* Begin *
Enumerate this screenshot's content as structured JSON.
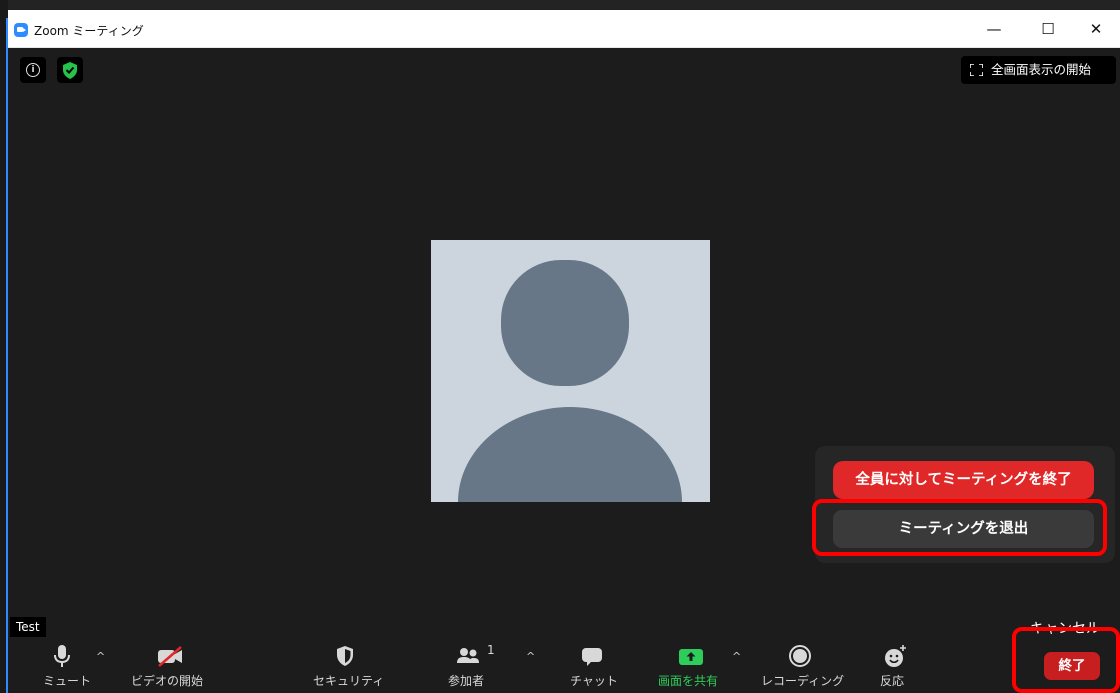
{
  "window": {
    "title": "Zoom ミーティング",
    "minimize_glyph": "—",
    "maximize_glyph": "☐",
    "close_glyph": "✕"
  },
  "top": {
    "info_icon_glyph": "i",
    "fullscreen_label": "全画面表示の開始"
  },
  "participant": {
    "name": "Test"
  },
  "end_menu": {
    "end_for_all": "全員に対してミーティングを終了",
    "leave": "ミーティングを退出",
    "cancel": "キャンセル"
  },
  "toolbar": {
    "mute": "ミュート",
    "start_video": "ビデオの開始",
    "security": "セキュリティ",
    "participants": "参加者",
    "participants_count": "1",
    "chat": "チャット",
    "share_screen": "画面を共有",
    "recording": "レコーディング",
    "reactions": "反応",
    "end": "終了",
    "caret": "^"
  },
  "colors": {
    "meeting_bg": "#1c1c1c",
    "zoom_blue": "#2d8cff",
    "end_red": "#e02828",
    "share_green": "#2ecc5a",
    "highlight_red": "#ff0000",
    "avatar_bg": "#ccd5dd",
    "avatar_fg": "#677787"
  },
  "icons": {
    "app": "zoom-logo-icon",
    "info": "info-icon",
    "security": "shield-check-icon",
    "fullscreen": "fullscreen-icon",
    "mute": "microphone-icon",
    "video": "video-off-icon",
    "security_tb": "shield-icon",
    "participants": "people-icon",
    "chat": "chat-bubble-icon",
    "share": "share-screen-icon",
    "record": "record-icon",
    "reactions": "emoji-add-icon"
  }
}
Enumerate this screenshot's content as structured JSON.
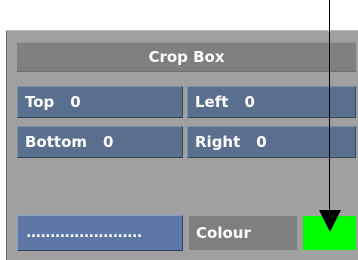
{
  "crop_box": {
    "title": "Crop Box",
    "top": {
      "label": "Top",
      "value": "0"
    },
    "left": {
      "label": "Left",
      "value": "0"
    },
    "bottom": {
      "label": "Bottom",
      "value": "0"
    },
    "right": {
      "label": "Right",
      "value": "0"
    }
  },
  "bottom_row": {
    "dots_button_label": "........................",
    "colour_label": "Colour",
    "colour_value": "#00ff00"
  },
  "callout": {
    "arrow_color": "#000000"
  }
}
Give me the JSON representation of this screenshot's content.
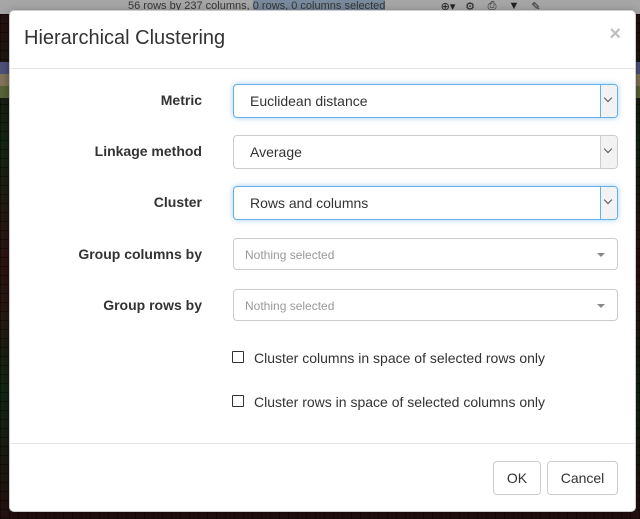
* End *
> _Required task_: Find the word "shield" in the material, then list each line that holds it.

> _Reply to the exercise_:
    "security": "shield-check-icon",
    "security_tb": "shield-icon",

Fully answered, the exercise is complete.